= STATED GOAL =
Return every line of the data below that includes the string "LIMITAPP".
#####
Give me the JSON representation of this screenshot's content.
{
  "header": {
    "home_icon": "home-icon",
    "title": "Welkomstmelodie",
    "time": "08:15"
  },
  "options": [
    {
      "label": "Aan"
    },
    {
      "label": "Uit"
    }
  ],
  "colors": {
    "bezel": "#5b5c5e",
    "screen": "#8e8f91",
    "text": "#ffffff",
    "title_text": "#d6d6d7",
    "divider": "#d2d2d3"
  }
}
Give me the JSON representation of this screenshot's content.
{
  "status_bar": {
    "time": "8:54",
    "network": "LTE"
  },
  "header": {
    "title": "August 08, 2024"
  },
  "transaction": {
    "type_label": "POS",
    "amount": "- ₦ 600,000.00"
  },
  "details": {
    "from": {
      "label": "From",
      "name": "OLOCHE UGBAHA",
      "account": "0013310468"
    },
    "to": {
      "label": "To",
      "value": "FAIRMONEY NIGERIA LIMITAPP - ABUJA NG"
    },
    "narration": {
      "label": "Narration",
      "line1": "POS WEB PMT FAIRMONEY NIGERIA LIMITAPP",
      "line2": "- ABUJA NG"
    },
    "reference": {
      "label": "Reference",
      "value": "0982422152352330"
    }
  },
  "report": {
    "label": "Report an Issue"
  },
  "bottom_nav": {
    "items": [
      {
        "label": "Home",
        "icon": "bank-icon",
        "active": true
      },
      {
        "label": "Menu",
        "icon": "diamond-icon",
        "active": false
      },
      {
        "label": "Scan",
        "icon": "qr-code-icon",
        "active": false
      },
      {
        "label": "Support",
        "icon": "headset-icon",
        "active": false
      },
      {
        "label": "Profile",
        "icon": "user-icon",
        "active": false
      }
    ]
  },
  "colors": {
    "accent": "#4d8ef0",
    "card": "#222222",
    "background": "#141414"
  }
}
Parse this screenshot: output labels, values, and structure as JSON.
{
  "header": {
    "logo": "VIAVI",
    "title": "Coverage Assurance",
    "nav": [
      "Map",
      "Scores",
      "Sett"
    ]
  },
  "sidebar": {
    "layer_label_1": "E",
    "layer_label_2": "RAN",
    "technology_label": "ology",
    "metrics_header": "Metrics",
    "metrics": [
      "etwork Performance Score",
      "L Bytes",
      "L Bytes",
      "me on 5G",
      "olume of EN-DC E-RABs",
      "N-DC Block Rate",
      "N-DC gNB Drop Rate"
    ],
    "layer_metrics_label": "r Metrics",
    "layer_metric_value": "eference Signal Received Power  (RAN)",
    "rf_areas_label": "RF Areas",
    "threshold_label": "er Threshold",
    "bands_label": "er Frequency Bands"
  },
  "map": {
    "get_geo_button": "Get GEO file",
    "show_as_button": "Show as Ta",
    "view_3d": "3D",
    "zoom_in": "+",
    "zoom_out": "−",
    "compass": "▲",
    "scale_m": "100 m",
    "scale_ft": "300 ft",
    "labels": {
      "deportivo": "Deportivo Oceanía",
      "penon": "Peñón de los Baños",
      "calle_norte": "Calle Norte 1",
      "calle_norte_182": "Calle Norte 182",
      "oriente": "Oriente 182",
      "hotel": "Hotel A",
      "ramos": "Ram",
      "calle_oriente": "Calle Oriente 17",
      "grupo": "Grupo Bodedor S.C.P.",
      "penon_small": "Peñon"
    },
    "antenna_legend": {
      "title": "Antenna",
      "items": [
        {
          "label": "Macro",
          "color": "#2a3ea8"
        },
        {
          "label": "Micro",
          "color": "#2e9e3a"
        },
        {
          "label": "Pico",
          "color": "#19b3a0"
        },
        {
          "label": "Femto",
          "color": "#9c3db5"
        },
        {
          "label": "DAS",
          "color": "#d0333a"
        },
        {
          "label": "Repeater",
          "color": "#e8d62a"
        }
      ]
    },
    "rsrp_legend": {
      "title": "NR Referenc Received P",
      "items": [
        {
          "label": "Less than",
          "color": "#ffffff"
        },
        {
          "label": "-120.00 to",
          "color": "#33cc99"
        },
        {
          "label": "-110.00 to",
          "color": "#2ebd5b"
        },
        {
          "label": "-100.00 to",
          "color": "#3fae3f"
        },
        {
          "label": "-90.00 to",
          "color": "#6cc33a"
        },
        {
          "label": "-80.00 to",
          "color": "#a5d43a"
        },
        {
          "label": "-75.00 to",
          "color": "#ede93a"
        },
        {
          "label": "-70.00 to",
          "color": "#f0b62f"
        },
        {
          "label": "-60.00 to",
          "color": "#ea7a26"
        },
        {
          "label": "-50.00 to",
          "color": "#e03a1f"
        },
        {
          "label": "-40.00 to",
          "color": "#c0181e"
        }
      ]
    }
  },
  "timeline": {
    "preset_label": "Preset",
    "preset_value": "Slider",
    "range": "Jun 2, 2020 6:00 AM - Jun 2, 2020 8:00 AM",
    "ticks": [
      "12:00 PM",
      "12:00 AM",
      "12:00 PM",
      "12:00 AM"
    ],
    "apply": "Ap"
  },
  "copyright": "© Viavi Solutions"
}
#####
= WORKED SOLUTION =
      "value": "FAIRMONEY NIGERIA LIMITAPP - ABUJA NG"
      "line1": "POS WEB PMT FAIRMONEY NIGERIA LIMITAPP",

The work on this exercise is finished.